• _WORK TO DO_
Check each line of the listing, and copy it if it contains the word "Board".

• _EXTRACTED ENTRIES_
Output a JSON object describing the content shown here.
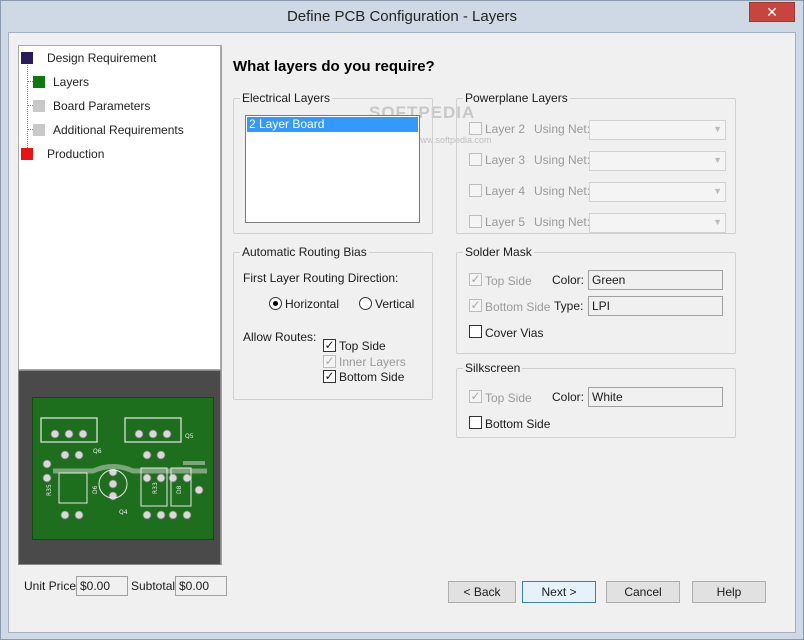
{
  "window": {
    "title": "Define PCB Configuration - Layers",
    "close_symbol": "✕"
  },
  "steps": [
    {
      "label": "Design Requirement",
      "color": "#2a1a5e"
    },
    {
      "label": "Layers",
      "color": "#0e7a0e"
    },
    {
      "label": "Board Parameters",
      "color": "#c8c8c8"
    },
    {
      "label": "Additional Requirements",
      "color": "#c8c8c8"
    },
    {
      "label": "Production",
      "color": "#ee1111"
    }
  ],
  "pcb_labels": {
    "q6": "Q6",
    "q5": "Q5",
    "r35": "R35",
    "q4": "Q4",
    "r33": "R33",
    "d8": "D8",
    "d6": "D6"
  },
  "heading": "What layers do you require?",
  "electrical": {
    "legend": "Electrical Layers",
    "items": [
      "2 Layer Board"
    ]
  },
  "powerplane": {
    "legend": "Powerplane Layers",
    "using_net_label": "Using Net:",
    "layers": [
      "Layer 2",
      "Layer 3",
      "Layer 4",
      "Layer 5"
    ]
  },
  "routing": {
    "legend": "Automatic Routing Bias",
    "direction_label": "First Layer Routing Direction:",
    "horizontal": "Horizontal",
    "vertical": "Vertical",
    "allow_label": "Allow Routes:",
    "top_side": "Top Side",
    "inner_layers": "Inner Layers",
    "bottom_side": "Bottom Side"
  },
  "solder_mask": {
    "legend": "Solder Mask",
    "top_side": "Top Side",
    "bottom_side": "Bottom Side",
    "cover_vias": "Cover Vias",
    "color_label": "Color:",
    "color_value": "Green",
    "type_label": "Type:",
    "type_value": "LPI"
  },
  "silkscreen": {
    "legend": "Silkscreen",
    "top_side": "Top Side",
    "bottom_side": "Bottom Side",
    "color_label": "Color:",
    "color_value": "White"
  },
  "footer": {
    "unit_price_label": "Unit Price:",
    "unit_price_value": "$0.00",
    "subtotal_label": "Subtotal:",
    "subtotal_value": "$0.00",
    "back": "< Back",
    "next": "Next >",
    "cancel": "Cancel",
    "help": "Help"
  },
  "watermark": {
    "main": "SOFTPEDIA",
    "sub": "www.softpedia.com"
  }
}
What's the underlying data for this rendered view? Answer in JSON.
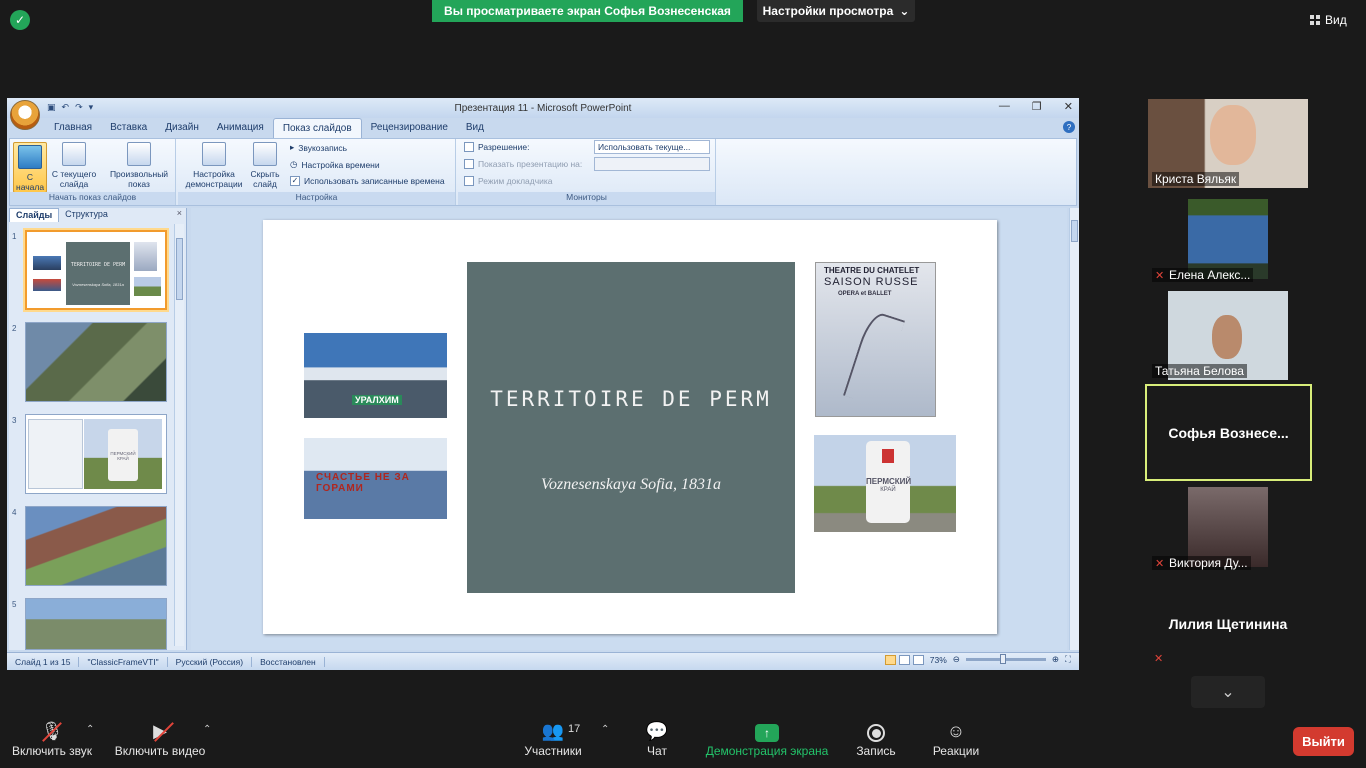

• _WRITTEN SOLUTION_
      "label": "Board Parameters",
      "2 Layer Board"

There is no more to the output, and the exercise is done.